▶ Supplied data

--- start ---

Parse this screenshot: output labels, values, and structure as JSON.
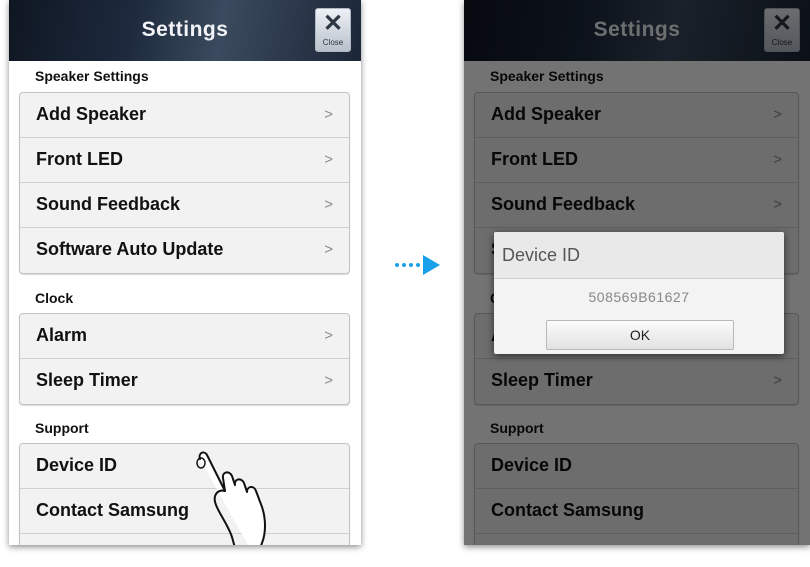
{
  "header": {
    "title": "Settings",
    "close_icon": "close-icon",
    "close_label": "Close"
  },
  "sections": [
    {
      "title": "Speaker Settings",
      "items": [
        {
          "label": "Add Speaker",
          "chevron": ">"
        },
        {
          "label": "Front LED",
          "chevron": ">"
        },
        {
          "label": "Sound Feedback",
          "chevron": ">"
        },
        {
          "label": "Software Auto Update",
          "chevron": ">"
        }
      ]
    },
    {
      "title": "Clock",
      "items": [
        {
          "label": "Alarm",
          "chevron": ">"
        },
        {
          "label": "Sleep Timer",
          "chevron": ">"
        }
      ]
    },
    {
      "title": "Support",
      "items": [
        {
          "label": "Device ID"
        },
        {
          "label": "Contact Samsung"
        }
      ]
    }
  ],
  "dialog": {
    "title": "Device ID",
    "value": "508569B61627",
    "ok_label": "OK"
  },
  "colors": {
    "accent_arrow": "#1aa0e8",
    "header_dark": "#1d2a3d"
  },
  "icons": {
    "tap_gesture": "hand-tap-icon",
    "transition": "arrow-right-icon"
  }
}
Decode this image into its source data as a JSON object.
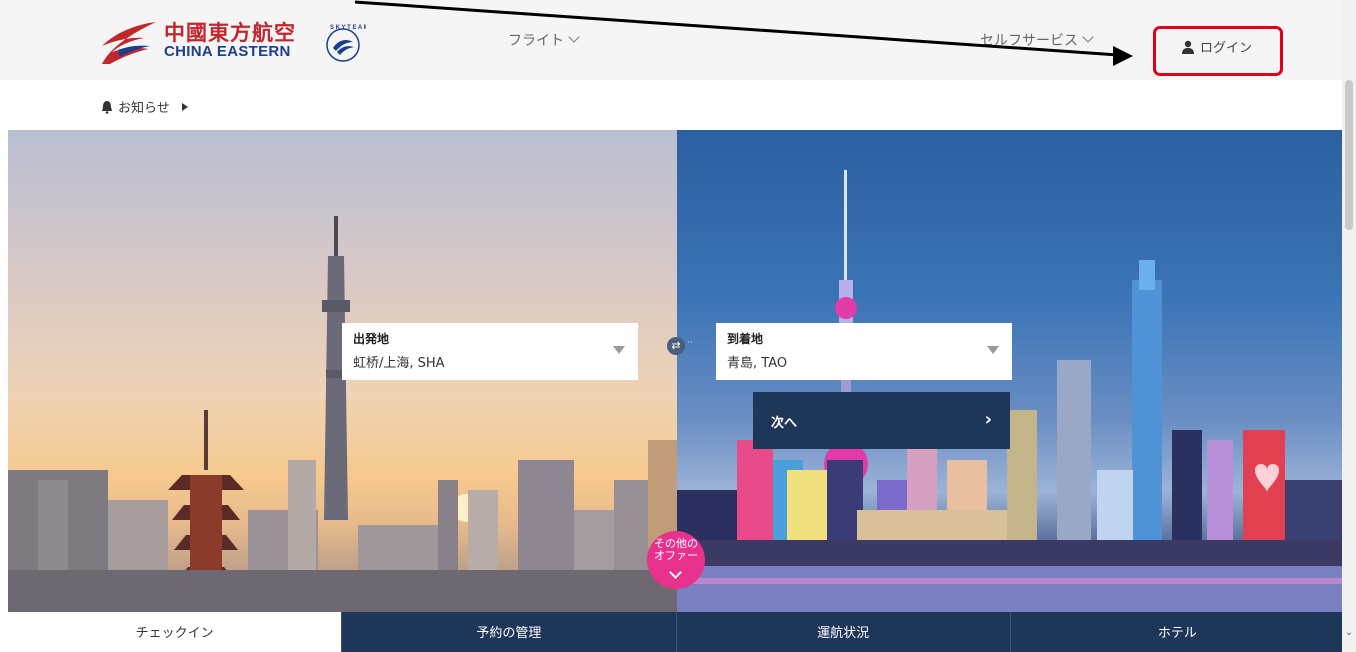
{
  "header": {
    "logo_cn": "中國東方航空",
    "logo_en": "CHINA EASTERN",
    "skyteam_text": "SKYTEAM",
    "nav": [
      {
        "label": "フライト"
      },
      {
        "label": "セルフサービス"
      }
    ],
    "login_label": "ログイン",
    "highlight_color": "#e0001b"
  },
  "notice": {
    "label": "お知らせ"
  },
  "search": {
    "from": {
      "label": "出発地",
      "value": "虹桥/上海, SHA"
    },
    "to": {
      "label": "到着地",
      "value": "青島, TAO"
    },
    "swap_icon": "swap-icon",
    "next_label": "次へ",
    "next_arrow": "›"
  },
  "offer": {
    "line1": "その他の",
    "line2": "オファー"
  },
  "tabs": [
    {
      "label": "チェックイン",
      "active": true
    },
    {
      "label": "予約の管理",
      "active": false
    },
    {
      "label": "運航状況",
      "active": false
    },
    {
      "label": "ホテル",
      "active": false
    }
  ],
  "colors": {
    "brand_red": "#c1272d",
    "brand_blue": "#1b3f8b",
    "navy": "#1e3658",
    "pink": "#e8318d"
  }
}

--- end ---

▶ Brief
Every entry should be returned exactly as written, minus the pictures.

▶ Written solution
Parse this screenshot: output labels, values, and structure as JSON.
{
  "header": {
    "title": "Settings",
    "close_icon": "close-icon",
    "close_label": "Close"
  },
  "sections": [
    {
      "title": "Speaker Settings",
      "items": [
        {
          "label": "Add Speaker",
          "chevron": ">"
        },
        {
          "label": "Front LED",
          "chevron": ">"
        },
        {
          "label": "Sound Feedback",
          "chevron": ">"
        },
        {
          "label": "Software Auto Update",
          "chevron": ">"
        }
      ]
    },
    {
      "title": "Clock",
      "items": [
        {
          "label": "Alarm",
          "chevron": ">"
        },
        {
          "label": "Sleep Timer",
          "chevron": ">"
        }
      ]
    },
    {
      "title": "Support",
      "items": [
        {
          "label": "Device ID"
        },
        {
          "label": "Contact Samsung"
        }
      ]
    }
  ],
  "dialog": {
    "title": "Device ID",
    "value": "508569B61627",
    "ok_label": "OK"
  },
  "colors": {
    "accent_arrow": "#1aa0e8",
    "header_dark": "#1d2a3d"
  },
  "icons": {
    "tap_gesture": "hand-tap-icon",
    "transition": "arrow-right-icon"
  }
}
Decode this image into its source data as a JSON object.
{
  "header": {
    "logo_cn": "中國東方航空",
    "logo_en": "CHINA EASTERN",
    "skyteam_text": "SKYTEAM",
    "nav": [
      {
        "label": "フライト"
      },
      {
        "label": "セルフサービス"
      }
    ],
    "login_label": "ログイン",
    "highlight_color": "#e0001b"
  },
  "notice": {
    "label": "お知らせ"
  },
  "search": {
    "from": {
      "label": "出発地",
      "value": "虹桥/上海, SHA"
    },
    "to": {
      "label": "到着地",
      "value": "青島, TAO"
    },
    "swap_icon": "swap-icon",
    "next_label": "次へ",
    "next_arrow": "›"
  },
  "offer": {
    "line1": "その他の",
    "line2": "オファー"
  },
  "tabs": [
    {
      "label": "チェックイン",
      "active": true
    },
    {
      "label": "予約の管理",
      "active": false
    },
    {
      "label": "運航状況",
      "active": false
    },
    {
      "label": "ホテル",
      "active": false
    }
  ],
  "colors": {
    "brand_red": "#c1272d",
    "brand_blue": "#1b3f8b",
    "navy": "#1e3658",
    "pink": "#e8318d"
  }
}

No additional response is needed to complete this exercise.